# [Goal of the exercise]
Will you give the material below again, every line exactly as it is?

Stored records:
* * * * * * *

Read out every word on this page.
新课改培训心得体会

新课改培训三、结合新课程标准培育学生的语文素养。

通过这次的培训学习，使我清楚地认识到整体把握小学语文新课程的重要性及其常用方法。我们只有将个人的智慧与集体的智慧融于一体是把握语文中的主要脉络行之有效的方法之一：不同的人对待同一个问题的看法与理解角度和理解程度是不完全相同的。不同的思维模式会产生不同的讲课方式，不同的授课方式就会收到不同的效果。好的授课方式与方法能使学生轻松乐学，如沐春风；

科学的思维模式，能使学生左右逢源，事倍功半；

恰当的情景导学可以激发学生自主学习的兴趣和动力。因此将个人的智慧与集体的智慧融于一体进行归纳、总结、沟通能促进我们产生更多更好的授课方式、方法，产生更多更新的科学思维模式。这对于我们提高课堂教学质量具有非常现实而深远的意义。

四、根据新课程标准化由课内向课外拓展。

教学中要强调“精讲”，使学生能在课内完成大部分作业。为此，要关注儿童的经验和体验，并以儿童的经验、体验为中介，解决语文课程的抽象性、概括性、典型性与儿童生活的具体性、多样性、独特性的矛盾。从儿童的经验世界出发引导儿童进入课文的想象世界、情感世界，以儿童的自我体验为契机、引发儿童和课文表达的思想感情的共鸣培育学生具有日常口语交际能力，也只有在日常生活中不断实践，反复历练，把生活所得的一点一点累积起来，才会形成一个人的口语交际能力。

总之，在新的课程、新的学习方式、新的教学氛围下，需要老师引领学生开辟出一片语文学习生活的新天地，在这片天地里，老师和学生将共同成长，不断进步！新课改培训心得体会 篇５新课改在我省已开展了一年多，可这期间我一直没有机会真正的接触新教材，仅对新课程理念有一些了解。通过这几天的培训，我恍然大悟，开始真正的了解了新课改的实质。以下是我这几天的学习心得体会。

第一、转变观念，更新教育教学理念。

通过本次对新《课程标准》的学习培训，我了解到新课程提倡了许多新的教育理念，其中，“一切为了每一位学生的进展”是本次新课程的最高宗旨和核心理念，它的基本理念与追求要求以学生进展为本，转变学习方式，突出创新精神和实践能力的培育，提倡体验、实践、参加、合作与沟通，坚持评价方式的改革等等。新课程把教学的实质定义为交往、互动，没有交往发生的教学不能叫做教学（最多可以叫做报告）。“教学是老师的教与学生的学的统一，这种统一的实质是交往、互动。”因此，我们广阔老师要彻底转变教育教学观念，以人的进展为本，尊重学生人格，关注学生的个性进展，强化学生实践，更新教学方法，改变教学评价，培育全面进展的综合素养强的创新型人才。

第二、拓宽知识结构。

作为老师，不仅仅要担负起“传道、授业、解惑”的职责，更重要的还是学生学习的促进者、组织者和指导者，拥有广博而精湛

* * * * * * *

# [Problem solution]
Read out every word on this page.
新课改培训心得体会

新课改培训三、结合新课程标准培育学生的语文素养。

通过这次的培训学习，使我清楚地认识到整体把握小学语文新课程的重要性及其常用方法。我们只有将个人的智慧与集体的智慧融于一体是把握语文中的主要脉络行之有效的方法之一：不同的人对待同一个问题的看法与理解角度和理解程度是不完全相同的。不同的思维模式会产生不同的讲课方式，不同的授课方式就会收到不同的效果。好的授课方式与方法能使学生轻松乐学，如沐春风；

科学的思维模式，能使学生左右逢源，事倍功半；

恰当的情景导学可以激发学生自主学习的兴趣和动力。因此将个人的智慧与集体的智慧融于一体进行归纳、总结、沟通能促进我们产生更多更好的授课方式、方法，产生更多更新的科学思维模式。这对于我们提高课堂教学质量具有非常现实而深远的意义。

四、根据新课程标准化由课内向课外拓展。

教学中要强调“精讲”，使学生能在课内完成大部分作业。为此，要关注儿童的经验和体验，并以儿童的经验、体验为中介，解决语文课程的抽象性、概括性、典型性与儿童生活的具体性、多样性、独特性的矛盾。从儿童的经验世界出发引导儿童进入课文的想象世界、情感世界，以儿童的自我体验为契机、引发儿童和课文表达的思想感情的共鸣培育学生具有日常口语交际能力，也只有在日常生活中不断实践，反复历练，把生活所得的一点一点累积起来，才会形成一个人的口语交际能力。

总之，在新的课程、新的学习方式、新的教学氛围下，需要老师引领学生开辟出一片语文学习生活的新天地，在这片天地里，老师和学生将共同成长，不断进步！新课改培训心得体会 篇５新课改在我省已开展了一年多，可这期间我一直没有机会真正的接触新教材，仅对新课程理念有一些了解。通过这几天的培训，我恍然大悟，开始真正的了解了新课改的实质。以下是我这几天的学习心得体会。

第一、转变观念，更新教育教学理念。

通过本次对新《课程标准》的学习培训，我了解到新课程提倡了许多新的教育理念，其中，“一切为了每一位学生的进展”是本次新课程的最高宗旨和核心理念，它的基本理念与追求要求以学生进展为本，转变学习方式，突出创新精神和实践能力的培育，提倡体验、实践、参加、合作与沟通，坚持评价方式的改革等等。新课程把教学的实质定义为交往、互动，没有交往发生的教学不能叫做教学（最多可以叫做报告）。“教学是老师的教与学生的学的统一，这种统一的实质是交往、互动。”因此，我们广阔老师要彻底转变教育教学观念，以人的进展为本，尊重学生人格，关注学生的个性进展，强化学生实践，更新教学方法，改变教学评价，培育全面进展的综合素养强的创新型人才。

第二、拓宽知识结构。

作为老师，不仅仅要担负起“传道、授业、解惑”的职责，更重要的还是学生学习的促进者、组织者和指导者，拥有广博而精湛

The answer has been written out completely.